[Data records]
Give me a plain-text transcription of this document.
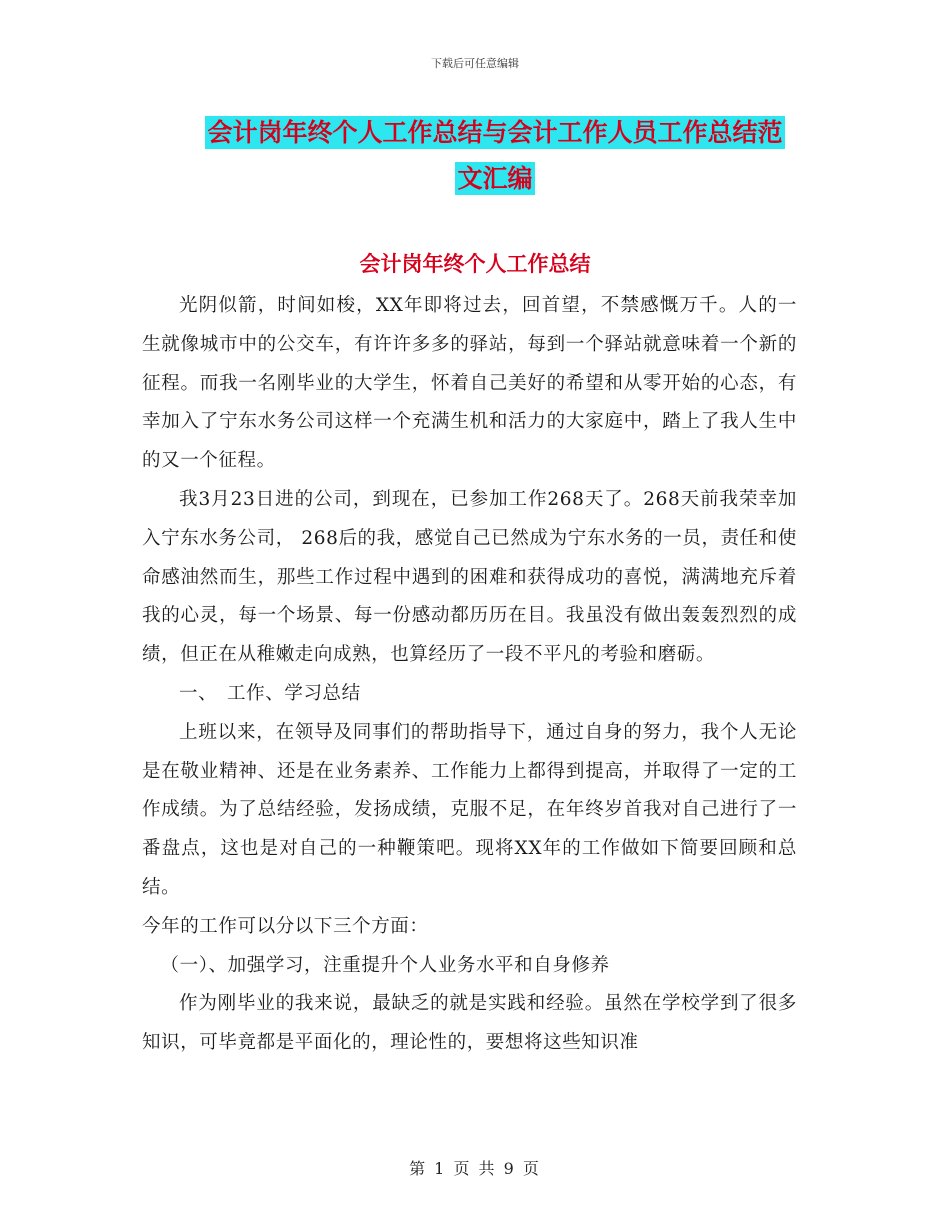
下载后可任意编辑
会计岗年终个人工作总结与会计工作人员工作总结范
文汇编
会计岗年终个人工作总结

光阴似箭，时间如梭，XX年即将过去，回首望，不禁感慨万千。人的一生就像城市中的公交车，有许许多多的驿站，每到一个驿站就意味着一个新的征程。而我一名刚毕业的大学生，怀着自己美好的希望和从零开始的心态，有幸加入了宁东水务公司这样一个充满生机和活力的大家庭中，踏上了我人生中的又一个征程。

我3月23日进的公司，到现在，已参加工作268天了。268天前我荣幸加入宁东水务公司， 268后的我，感觉自己已然成为宁东水务的一员，责任和使命感油然而生，那些工作过程中遇到的困难和获得成功的喜悦，满满地充斥着我的心灵，每一个场景、每一份感动都历历在目。我虽没有做出轰轰烈烈的成绩，但正在从稚嫩走向成熟，也算经历了一段不平凡的考验和磨砺。

一、　工作、学习总结

上班以来，在领导及同事们的帮助指导下，通过自身的努力，我个人无论是在敬业精神、还是在业务素养、工作能力上都得到提高，并取得了一定的工作成绩。为了总结经验，发扬成绩，克服不足，在年终岁首我对自己进行了一番盘点，这也是对自己的一种鞭策吧。现将XX年的工作做如下简要回顾和总结。

今年的工作可以分以下三个方面：

（一）、加强学习，注重提升个人业务水平和自身修养

作为刚毕业的我来说，最缺乏的就是实践和经验。虽然在学校学到了很多知识，可毕竟都是平面化的，理论性的，要想将这些知识准

第 1 页 共 9 页
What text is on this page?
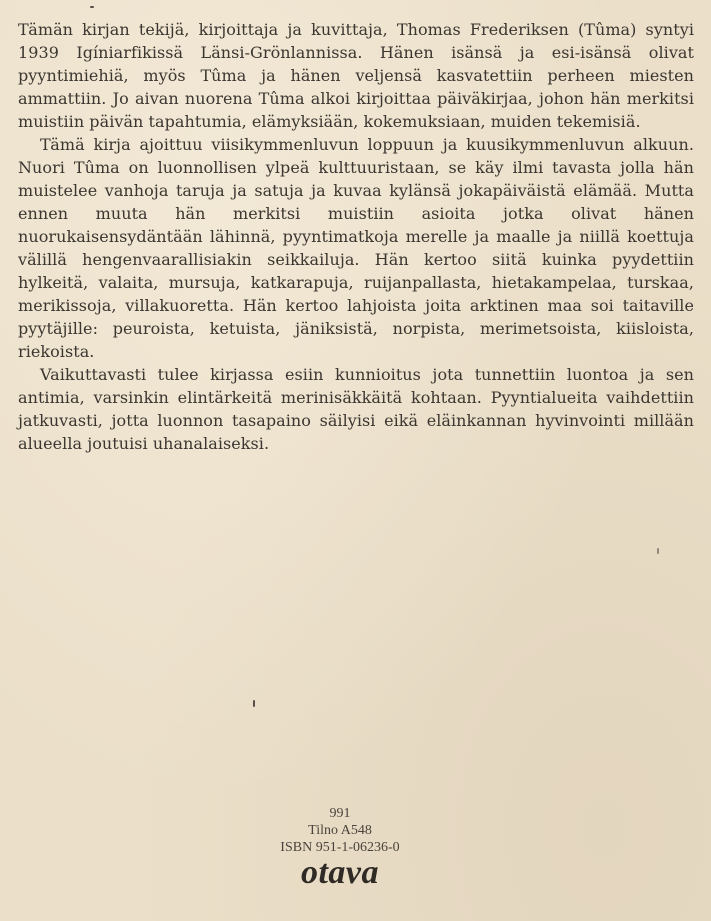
Tämän kirjan tekijä, kirjoittaja ja kuvittaja, Thomas Frederiksen (Tûma) syntyi 1939 Igíniarfikissä Länsi-Grönlannissa. Hänen isänsä ja esi-isänsä olivat pyyntimiehiä, myös Tûma ja hänen veljensä kasvatettiin perheen miesten ammattiin. Jo aivan nuorena Tûma alkoi kirjoittaa päiväkirjaa, johon hän merkitsi muistiin päivän tapahtumia, elämyksiään, kokemuksiaan, muiden tekemisiä.

Tämä kirja ajoittuu viisikymmenluvun loppuun ja kuusikymmenluvun alkuun. Nuori Tûma on luonnollisen ylpeä kulttuuristaan, se käy ilmi tavasta jolla hän muistelee vanhoja taruja ja satuja ja kuvaa kylänsä jokapäiväistä elämää. Mutta ennen muuta hän merkitsi muistiin asioita jotka olivat hänen nuorukaisensydäntään lähinnä, pyyntimatkoja merelle ja maalle ja niillä koettuja välillä hengenvaarallisiakin seikkailuja. Hän kertoo siitä kuinka pyydettiin hylkeitä, valaita, mursuja, katkarapuja, ruijanpallasta, hietakampelaa, turskaa, merikissoja, villakuoretta. Hän kertoo lahjoista joita arktinen maa soi taitaville pyytäjille: peuroista, ketuista, jäniksistä, norpista, merimetsoista, kiisloista, riekoista.

Vaikuttavasti tulee kirjassa esiin kunnioitus jota tunnettiin luontoa ja sen antimia, varsinkin elintärkeitä merinisäkkäitä kohtaan. Pyyntialueita vaihdettiin jatkuvasti, jotta luonnon tasapaino säilyisi eikä eläinkannan hyvinvointi millään alueella joutuisi uhanalaiseksi.

991
Tilno A548
ISBN 951-1-06236-0
otava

● EXERCISE:
Pick out the lines containing the word "text" and show them.

● OUTPUT OF THE EXERCISE:
Give me a plain-text transcription of this document.
What text is on this page?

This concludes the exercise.